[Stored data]
● ● ● ●
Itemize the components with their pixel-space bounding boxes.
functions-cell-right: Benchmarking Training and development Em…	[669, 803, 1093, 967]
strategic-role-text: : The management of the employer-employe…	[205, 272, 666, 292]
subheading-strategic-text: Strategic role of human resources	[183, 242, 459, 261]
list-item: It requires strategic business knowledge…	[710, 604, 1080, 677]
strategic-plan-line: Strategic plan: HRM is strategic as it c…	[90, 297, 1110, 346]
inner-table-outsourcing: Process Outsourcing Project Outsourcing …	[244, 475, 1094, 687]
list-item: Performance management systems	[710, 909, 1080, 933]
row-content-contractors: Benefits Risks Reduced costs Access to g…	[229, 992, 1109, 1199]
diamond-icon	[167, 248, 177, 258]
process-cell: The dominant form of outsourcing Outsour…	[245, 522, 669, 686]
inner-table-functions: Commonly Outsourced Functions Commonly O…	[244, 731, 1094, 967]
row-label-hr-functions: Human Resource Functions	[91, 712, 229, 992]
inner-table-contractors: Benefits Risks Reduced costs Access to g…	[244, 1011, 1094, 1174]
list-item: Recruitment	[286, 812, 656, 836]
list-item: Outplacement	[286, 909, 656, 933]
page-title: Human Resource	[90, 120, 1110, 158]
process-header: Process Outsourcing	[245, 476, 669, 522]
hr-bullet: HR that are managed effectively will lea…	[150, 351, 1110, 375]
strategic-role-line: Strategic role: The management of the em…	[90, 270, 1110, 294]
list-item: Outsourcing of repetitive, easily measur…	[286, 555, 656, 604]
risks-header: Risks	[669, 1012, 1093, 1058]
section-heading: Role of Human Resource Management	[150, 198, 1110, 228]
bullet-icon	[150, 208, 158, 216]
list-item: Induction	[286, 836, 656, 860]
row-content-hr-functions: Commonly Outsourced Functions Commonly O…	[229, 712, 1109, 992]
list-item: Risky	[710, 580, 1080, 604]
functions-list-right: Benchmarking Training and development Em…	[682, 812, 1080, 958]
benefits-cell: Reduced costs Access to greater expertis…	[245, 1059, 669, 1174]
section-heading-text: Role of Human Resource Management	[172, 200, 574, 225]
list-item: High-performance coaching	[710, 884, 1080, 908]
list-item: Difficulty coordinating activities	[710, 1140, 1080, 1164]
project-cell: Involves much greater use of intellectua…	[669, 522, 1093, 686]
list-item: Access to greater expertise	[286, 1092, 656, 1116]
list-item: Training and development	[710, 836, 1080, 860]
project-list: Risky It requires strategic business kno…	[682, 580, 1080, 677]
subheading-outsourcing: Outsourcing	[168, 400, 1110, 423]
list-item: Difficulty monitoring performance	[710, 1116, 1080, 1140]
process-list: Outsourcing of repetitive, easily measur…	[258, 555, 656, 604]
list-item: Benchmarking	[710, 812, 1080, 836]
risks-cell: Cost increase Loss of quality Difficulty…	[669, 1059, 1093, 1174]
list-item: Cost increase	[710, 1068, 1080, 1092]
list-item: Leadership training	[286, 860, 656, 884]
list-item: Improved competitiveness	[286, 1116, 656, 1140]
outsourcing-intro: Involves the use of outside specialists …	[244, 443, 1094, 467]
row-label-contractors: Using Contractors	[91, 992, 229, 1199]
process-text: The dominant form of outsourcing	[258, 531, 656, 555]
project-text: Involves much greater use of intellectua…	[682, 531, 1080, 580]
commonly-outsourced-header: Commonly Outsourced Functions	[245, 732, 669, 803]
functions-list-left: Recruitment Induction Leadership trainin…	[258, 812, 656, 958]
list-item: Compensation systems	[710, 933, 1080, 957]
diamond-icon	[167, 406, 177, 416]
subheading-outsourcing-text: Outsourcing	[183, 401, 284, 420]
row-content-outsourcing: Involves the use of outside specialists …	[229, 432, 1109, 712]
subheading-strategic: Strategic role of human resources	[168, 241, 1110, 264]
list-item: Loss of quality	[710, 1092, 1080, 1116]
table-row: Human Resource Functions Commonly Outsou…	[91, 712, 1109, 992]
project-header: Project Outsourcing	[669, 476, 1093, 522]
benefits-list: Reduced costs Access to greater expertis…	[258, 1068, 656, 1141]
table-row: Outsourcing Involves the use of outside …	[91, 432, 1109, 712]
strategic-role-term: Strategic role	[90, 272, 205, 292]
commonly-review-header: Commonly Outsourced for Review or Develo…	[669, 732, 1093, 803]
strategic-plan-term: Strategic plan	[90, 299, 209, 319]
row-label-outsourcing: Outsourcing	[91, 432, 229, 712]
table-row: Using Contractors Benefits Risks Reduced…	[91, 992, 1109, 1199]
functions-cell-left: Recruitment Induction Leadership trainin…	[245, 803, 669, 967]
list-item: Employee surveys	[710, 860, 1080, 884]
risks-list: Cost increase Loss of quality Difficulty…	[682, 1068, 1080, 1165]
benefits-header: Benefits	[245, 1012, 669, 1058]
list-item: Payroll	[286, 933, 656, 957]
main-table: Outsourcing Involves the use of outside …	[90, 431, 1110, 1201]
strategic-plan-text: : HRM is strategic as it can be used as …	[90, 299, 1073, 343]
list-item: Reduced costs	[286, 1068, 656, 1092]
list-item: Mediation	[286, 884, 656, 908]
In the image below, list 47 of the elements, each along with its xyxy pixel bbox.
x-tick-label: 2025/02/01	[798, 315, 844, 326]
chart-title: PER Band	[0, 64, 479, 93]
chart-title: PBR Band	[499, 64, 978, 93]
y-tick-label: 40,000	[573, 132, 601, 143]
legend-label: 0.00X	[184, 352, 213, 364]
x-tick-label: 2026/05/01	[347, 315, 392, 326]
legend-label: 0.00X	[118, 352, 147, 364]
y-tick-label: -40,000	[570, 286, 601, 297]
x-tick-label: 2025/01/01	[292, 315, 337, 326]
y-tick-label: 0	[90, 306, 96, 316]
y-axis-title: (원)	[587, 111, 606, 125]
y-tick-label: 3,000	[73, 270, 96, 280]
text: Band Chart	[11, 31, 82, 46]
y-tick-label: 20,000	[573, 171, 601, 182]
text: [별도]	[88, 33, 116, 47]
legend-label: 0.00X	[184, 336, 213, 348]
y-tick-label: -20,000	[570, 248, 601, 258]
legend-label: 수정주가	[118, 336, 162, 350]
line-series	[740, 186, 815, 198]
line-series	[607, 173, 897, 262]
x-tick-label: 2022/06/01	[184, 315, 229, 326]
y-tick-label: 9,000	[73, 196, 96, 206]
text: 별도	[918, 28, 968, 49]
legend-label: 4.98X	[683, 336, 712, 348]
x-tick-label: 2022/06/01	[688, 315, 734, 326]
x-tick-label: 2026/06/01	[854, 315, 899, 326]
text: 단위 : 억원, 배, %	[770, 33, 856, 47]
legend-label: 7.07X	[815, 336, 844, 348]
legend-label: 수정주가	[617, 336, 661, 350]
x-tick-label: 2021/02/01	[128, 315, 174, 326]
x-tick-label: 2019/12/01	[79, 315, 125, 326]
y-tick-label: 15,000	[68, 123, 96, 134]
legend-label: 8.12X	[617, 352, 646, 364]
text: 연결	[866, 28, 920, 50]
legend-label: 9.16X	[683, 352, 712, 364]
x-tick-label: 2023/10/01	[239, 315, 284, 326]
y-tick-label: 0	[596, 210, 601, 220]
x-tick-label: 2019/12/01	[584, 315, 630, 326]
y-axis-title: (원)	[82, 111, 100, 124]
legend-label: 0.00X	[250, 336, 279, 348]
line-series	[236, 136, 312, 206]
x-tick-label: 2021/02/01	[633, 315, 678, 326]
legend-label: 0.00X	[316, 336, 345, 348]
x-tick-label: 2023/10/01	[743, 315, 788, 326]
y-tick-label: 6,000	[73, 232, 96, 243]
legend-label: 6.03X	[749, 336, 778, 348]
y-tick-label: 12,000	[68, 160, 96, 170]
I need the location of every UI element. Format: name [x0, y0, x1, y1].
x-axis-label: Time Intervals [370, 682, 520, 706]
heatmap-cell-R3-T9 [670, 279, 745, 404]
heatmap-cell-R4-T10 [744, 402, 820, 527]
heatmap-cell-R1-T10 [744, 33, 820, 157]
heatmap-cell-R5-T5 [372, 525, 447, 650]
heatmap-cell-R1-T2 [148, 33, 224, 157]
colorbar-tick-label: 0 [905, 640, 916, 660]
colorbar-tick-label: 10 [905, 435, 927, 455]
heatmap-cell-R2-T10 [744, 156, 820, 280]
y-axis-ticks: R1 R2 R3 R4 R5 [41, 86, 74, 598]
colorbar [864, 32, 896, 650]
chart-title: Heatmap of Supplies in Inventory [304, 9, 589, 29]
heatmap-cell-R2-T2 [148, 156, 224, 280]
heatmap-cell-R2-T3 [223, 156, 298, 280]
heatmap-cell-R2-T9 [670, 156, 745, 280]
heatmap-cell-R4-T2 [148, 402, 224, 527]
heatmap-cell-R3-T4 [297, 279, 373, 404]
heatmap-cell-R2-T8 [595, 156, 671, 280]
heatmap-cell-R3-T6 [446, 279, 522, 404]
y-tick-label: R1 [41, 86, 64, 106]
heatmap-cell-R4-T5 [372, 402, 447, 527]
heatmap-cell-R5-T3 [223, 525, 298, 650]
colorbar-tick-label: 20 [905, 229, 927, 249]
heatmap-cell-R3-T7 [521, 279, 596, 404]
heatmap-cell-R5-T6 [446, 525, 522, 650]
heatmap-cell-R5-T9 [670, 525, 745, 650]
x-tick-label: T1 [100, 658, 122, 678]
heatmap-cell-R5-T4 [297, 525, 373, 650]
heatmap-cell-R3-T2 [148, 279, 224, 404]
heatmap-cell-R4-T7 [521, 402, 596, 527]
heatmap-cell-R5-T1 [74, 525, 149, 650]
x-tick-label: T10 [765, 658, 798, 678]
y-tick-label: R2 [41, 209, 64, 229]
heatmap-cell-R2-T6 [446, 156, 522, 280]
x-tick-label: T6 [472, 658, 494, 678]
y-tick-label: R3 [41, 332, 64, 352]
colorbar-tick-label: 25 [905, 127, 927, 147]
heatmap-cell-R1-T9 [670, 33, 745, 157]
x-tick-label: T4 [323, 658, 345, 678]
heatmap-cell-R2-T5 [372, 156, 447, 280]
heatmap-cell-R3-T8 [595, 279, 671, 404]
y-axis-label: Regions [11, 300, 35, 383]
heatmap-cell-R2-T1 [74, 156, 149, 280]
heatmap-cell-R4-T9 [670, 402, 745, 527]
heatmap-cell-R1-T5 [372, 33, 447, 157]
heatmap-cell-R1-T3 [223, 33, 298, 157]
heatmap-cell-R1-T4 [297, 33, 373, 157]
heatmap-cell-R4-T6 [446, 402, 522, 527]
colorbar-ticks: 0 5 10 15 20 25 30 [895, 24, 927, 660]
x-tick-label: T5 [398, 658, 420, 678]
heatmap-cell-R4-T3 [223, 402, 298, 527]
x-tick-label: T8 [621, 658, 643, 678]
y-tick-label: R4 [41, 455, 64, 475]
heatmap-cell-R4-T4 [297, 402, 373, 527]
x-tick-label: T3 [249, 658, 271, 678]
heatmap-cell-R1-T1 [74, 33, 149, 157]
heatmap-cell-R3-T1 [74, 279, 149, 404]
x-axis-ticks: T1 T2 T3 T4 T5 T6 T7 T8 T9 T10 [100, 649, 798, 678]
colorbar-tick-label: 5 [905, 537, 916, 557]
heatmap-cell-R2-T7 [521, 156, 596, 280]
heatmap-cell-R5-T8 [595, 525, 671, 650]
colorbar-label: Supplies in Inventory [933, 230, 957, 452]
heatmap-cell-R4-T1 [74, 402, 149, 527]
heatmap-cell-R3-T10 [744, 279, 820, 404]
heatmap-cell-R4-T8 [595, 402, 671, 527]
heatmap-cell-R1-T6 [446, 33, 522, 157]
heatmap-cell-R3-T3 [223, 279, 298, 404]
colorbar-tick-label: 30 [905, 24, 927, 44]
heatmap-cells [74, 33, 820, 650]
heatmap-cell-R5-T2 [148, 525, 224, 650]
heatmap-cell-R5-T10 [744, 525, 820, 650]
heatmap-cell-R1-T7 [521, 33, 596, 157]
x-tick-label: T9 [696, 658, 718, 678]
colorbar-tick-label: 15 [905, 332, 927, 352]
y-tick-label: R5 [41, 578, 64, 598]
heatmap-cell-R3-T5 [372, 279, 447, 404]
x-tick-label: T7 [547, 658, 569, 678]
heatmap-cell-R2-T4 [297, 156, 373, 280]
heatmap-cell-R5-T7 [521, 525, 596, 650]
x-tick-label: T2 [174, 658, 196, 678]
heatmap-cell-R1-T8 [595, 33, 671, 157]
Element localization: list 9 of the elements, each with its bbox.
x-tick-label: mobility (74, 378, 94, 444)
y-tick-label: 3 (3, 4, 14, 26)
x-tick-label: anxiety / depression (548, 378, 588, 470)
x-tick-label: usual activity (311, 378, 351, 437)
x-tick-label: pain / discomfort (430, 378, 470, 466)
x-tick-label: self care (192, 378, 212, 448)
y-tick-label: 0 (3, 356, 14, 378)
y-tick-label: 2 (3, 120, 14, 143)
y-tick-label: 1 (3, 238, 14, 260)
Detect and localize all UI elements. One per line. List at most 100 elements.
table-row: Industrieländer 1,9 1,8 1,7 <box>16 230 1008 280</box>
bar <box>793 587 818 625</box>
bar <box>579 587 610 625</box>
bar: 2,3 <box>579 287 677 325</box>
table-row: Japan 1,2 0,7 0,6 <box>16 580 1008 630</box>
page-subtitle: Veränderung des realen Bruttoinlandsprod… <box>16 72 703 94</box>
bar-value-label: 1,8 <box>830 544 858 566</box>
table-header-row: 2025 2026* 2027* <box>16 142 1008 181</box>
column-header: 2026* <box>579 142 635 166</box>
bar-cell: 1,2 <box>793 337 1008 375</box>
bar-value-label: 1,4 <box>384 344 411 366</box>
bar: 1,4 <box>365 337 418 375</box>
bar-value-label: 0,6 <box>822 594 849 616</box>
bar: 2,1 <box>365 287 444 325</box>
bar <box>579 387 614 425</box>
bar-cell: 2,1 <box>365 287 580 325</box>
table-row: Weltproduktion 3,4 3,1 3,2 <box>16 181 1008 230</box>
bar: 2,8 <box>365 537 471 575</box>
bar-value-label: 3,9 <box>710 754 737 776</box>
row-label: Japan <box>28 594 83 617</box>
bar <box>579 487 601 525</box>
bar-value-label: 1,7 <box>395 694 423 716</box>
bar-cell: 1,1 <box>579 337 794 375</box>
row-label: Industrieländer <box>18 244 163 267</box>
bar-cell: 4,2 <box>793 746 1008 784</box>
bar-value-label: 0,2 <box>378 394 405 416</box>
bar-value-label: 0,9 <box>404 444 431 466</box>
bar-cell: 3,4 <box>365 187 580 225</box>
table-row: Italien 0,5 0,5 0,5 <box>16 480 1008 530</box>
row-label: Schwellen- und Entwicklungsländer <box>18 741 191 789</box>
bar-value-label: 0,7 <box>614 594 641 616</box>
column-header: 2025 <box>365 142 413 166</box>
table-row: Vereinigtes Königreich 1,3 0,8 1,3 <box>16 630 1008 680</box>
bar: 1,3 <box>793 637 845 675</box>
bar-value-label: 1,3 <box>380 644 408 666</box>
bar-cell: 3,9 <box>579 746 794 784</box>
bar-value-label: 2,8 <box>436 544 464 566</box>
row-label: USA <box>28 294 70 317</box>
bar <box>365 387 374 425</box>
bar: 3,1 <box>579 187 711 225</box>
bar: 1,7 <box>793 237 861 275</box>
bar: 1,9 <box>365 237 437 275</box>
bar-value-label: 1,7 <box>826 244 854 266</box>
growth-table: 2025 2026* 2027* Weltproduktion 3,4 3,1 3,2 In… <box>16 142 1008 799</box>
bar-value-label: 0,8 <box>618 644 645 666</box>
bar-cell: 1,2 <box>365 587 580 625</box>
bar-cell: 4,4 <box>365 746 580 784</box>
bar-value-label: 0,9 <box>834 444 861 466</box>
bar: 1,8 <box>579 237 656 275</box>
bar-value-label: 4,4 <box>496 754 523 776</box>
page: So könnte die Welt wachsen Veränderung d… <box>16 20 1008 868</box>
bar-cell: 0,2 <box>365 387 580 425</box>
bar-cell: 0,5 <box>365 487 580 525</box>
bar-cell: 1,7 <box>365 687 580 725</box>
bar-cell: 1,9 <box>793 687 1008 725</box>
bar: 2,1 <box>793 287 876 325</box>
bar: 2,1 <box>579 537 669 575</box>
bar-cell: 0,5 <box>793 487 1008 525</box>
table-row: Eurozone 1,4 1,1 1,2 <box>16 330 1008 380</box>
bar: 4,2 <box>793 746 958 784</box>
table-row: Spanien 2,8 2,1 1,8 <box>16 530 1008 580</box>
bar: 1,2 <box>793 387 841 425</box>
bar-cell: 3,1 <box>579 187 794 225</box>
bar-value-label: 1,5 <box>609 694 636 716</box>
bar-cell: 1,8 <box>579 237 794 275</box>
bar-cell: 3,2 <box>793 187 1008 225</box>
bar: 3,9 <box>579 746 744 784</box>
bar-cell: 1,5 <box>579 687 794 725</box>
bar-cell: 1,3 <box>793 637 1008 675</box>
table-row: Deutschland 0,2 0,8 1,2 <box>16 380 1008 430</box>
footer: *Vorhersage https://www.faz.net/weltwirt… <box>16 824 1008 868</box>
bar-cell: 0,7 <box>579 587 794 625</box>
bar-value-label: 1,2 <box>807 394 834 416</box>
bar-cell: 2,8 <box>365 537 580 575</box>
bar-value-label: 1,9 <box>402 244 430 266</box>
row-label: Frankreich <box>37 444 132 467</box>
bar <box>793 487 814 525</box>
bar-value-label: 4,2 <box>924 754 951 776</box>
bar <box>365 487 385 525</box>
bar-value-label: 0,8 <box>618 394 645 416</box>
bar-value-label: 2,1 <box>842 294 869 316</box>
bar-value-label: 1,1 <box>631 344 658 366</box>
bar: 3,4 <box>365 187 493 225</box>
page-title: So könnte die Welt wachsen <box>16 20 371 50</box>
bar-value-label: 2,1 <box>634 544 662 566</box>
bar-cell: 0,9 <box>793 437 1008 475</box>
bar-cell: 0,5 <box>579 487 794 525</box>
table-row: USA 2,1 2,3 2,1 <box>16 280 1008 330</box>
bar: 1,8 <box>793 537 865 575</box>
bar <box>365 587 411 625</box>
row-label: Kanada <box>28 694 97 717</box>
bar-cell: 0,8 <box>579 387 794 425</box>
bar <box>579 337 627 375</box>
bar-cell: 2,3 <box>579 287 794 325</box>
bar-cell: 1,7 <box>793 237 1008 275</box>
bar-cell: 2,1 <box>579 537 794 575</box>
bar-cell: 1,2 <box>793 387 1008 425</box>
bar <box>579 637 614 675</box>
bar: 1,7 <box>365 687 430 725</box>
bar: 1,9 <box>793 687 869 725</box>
● ● ● ●
• _What you have to do_
Write out the lines of the records word for word, beginning with the first line and stopping after the line that contains "248, 177, 258]".

• _Finished exercise_
Itemize the components with their pixel-space bounding boxes.
functions-cell-right: Benchmarking Training and development Em…	[669, 803, 1093, 967]
strategic-role-text: : The management of the employer-employe…	[205, 272, 666, 292]
subheading-strategic-text: Strategic role of human resources	[183, 242, 459, 261]
list-item: It requires strategic business knowledge…	[710, 604, 1080, 677]
strategic-plan-line: Strategic plan: HRM is strategic as it c…	[90, 297, 1110, 346]
inner-table-outsourcing: Process Outsourcing Project Outsourcing …	[244, 475, 1094, 687]
list-item: Performance management systems	[710, 909, 1080, 933]
row-content-contractors: Benefits Risks Reduced costs Access to g…	[229, 992, 1109, 1199]
diamond-icon	[167, 248, 177, 258]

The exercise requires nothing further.